What you have to do.
Only the number is wanted: count the lines in the data with "this" in them.

──────── Raw data ────────

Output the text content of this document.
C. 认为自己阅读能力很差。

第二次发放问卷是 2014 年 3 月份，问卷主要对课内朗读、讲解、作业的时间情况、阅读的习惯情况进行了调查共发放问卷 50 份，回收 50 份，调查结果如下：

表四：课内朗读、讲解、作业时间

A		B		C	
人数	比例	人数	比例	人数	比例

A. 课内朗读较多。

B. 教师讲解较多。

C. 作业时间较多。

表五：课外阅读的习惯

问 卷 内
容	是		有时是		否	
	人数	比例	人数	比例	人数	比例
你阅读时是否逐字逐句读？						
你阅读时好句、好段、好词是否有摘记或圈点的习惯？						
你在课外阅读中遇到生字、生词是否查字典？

────────
──────── Raw data ────────

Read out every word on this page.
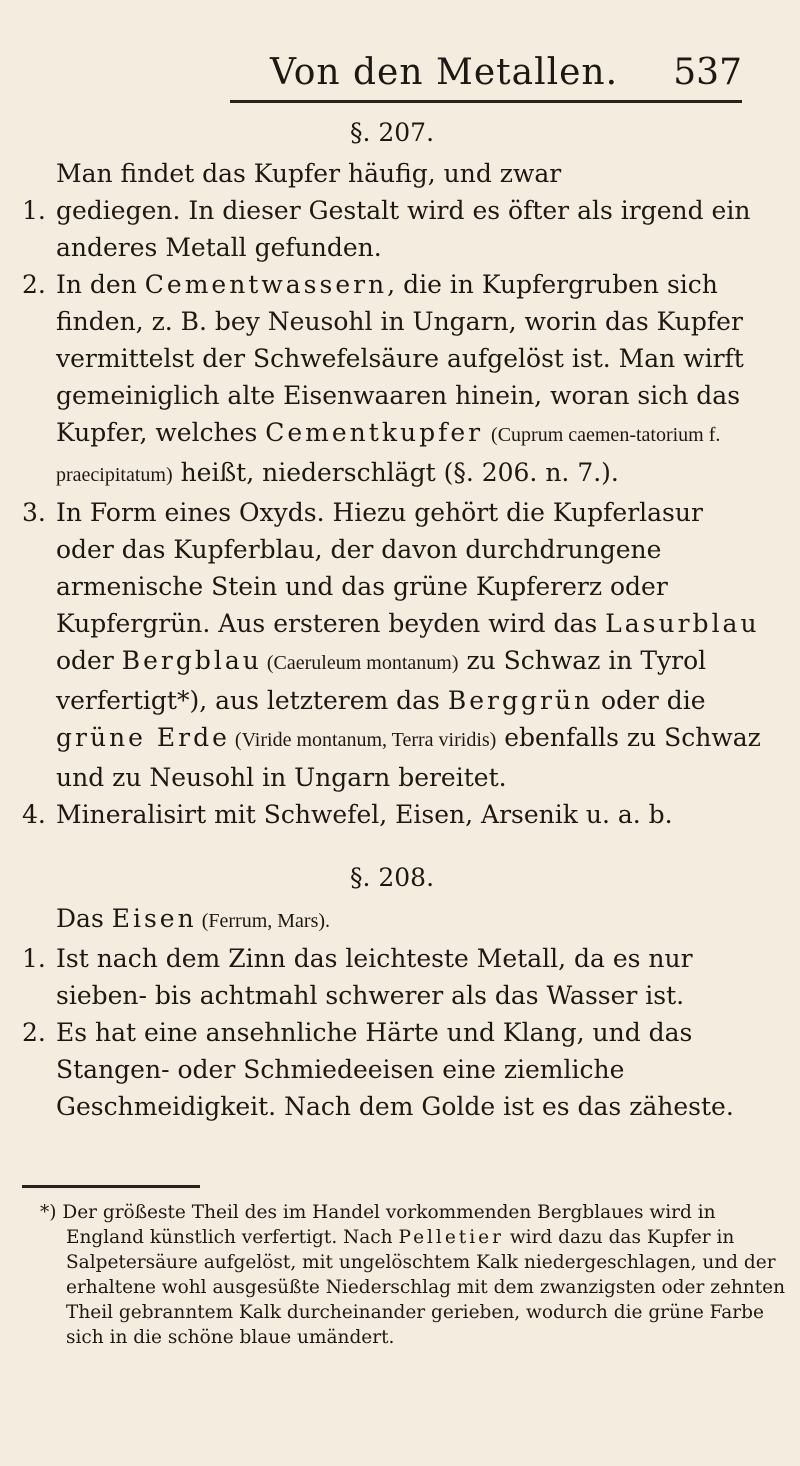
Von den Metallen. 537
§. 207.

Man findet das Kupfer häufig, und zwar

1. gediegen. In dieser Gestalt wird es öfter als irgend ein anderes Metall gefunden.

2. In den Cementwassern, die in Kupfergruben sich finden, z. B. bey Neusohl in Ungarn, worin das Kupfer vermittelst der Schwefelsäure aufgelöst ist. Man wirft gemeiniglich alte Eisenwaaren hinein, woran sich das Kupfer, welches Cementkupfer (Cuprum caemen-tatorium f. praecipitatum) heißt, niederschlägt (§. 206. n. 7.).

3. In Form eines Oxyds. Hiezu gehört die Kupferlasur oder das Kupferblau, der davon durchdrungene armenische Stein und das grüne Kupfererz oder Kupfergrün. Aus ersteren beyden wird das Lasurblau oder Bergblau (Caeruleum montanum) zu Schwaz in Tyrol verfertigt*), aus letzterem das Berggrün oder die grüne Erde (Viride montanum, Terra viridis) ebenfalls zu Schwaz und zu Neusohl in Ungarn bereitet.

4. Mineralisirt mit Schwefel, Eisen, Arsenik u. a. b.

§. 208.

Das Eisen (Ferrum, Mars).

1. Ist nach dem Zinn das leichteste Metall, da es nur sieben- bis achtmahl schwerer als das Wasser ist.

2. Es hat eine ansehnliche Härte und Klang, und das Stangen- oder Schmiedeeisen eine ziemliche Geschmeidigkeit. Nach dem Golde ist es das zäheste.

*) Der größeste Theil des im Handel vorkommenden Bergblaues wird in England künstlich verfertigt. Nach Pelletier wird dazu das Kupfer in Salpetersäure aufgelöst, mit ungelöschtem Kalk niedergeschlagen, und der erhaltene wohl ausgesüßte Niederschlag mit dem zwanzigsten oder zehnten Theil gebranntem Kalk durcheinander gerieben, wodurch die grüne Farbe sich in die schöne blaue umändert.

────────

Written response.
2